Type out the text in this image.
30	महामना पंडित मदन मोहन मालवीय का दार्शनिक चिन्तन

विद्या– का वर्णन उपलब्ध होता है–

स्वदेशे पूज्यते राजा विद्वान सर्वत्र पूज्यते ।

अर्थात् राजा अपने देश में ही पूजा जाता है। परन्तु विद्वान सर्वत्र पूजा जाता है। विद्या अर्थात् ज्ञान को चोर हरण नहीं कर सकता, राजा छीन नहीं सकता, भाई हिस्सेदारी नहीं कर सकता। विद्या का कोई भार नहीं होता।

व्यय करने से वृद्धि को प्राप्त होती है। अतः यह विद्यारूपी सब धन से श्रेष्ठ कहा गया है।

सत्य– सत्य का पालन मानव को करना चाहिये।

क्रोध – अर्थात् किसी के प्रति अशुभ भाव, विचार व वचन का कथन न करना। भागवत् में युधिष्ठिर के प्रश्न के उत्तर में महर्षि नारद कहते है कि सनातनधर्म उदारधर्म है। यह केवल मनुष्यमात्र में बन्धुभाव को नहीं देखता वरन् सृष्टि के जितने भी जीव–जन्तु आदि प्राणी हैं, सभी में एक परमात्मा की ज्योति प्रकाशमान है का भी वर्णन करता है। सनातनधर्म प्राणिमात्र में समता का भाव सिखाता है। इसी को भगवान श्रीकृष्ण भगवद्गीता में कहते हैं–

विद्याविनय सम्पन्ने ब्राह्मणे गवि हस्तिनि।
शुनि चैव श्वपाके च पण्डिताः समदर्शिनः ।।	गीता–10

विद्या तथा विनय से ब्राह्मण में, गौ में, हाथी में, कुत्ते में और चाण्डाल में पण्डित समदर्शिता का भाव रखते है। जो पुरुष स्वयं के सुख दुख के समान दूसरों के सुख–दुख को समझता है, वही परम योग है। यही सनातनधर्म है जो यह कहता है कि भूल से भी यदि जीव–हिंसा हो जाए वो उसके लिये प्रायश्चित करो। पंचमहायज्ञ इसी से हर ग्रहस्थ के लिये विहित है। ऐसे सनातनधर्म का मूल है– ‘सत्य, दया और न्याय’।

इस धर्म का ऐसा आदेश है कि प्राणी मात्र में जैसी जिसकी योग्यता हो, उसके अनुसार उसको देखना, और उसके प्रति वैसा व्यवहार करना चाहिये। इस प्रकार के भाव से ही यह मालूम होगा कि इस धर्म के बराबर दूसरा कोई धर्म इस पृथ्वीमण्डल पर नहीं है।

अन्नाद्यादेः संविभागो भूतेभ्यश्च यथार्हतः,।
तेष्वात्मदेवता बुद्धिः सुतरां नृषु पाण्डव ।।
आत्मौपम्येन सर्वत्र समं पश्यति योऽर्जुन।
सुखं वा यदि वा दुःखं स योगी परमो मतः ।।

EXERCISE OBJECTIVE
Output each record precisely as given.

RESULT OF THE TASK
Type out the text in this image.
30	महामना पंडित मदन मोहन मालवीय का दार्शनिक चिन्तन

विद्या– का वर्णन उपलब्ध होता है–

स्वदेशे पूज्यते राजा विद्वान सर्वत्र पूज्यते ।

अर्थात् राजा अपने देश में ही पूजा जाता है। परन्तु विद्वान सर्वत्र पूजा जाता है। विद्या अर्थात् ज्ञान को चोर हरण नहीं कर सकता, राजा छीन नहीं सकता, भाई हिस्सेदारी नहीं कर सकता। विद्या का कोई भार नहीं होता।

व्यय करने से वृद्धि को प्राप्त होती है। अतः यह विद्यारूपी सब धन से श्रेष्ठ कहा गया है।

सत्य– सत्य का पालन मानव को करना चाहिये।

क्रोध – अर्थात् किसी के प्रति अशुभ भाव, विचार व वचन का कथन न करना। भागवत् में युधिष्ठिर के प्रश्न के उत्तर में महर्षि नारद कहते है कि सनातनधर्म उदारधर्म है। यह केवल मनुष्यमात्र में बन्धुभाव को नहीं देखता वरन् सृष्टि के जितने भी जीव–जन्तु आदि प्राणी हैं, सभी में एक परमात्मा की ज्योति प्रकाशमान है का भी वर्णन करता है। सनातनधर्म प्राणिमात्र में समता का भाव सिखाता है। इसी को भगवान श्रीकृष्ण भगवद्गीता में कहते हैं–

विद्याविनय सम्पन्ने ब्राह्मणे गवि हस्तिनि।
शुनि चैव श्वपाके च पण्डिताः समदर्शिनः ।।	गीता–10

विद्या तथा विनय से ब्राह्मण में, गौ में, हाथी में, कुत्ते में और चाण्डाल में पण्डित समदर्शिता का भाव रखते है। जो पुरुष स्वयं के सुख दुख के समान दूसरों के सुख–दुख को समझता है, वही परम योग है। यही सनातनधर्म है जो यह कहता है कि भूल से भी यदि जीव–हिंसा हो जाए वो उसके लिये प्रायश्चित करो। पंचमहायज्ञ इसी से हर ग्रहस्थ के लिये विहित है। ऐसे सनातनधर्म का मूल है– ‘सत्य, दया और न्याय’।

इस धर्म का ऐसा आदेश है कि प्राणी मात्र में जैसी जिसकी योग्यता हो, उसके अनुसार उसको देखना, और उसके प्रति वैसा व्यवहार करना चाहिये। इस प्रकार के भाव से ही यह मालूम होगा कि इस धर्म के बराबर दूसरा कोई धर्म इस पृथ्वीमण्डल पर नहीं है।

अन्नाद्यादेः संविभागो भूतेभ्यश्च यथार्हतः,।
तेष्वात्मदेवता बुद्धिः सुतरां नृषु पाण्डव ।।
आत्मौपम्येन सर्वत्र समं पश्यति योऽर्जुन।
सुखं वा यदि वा दुःखं स योगी परमो मतः ।।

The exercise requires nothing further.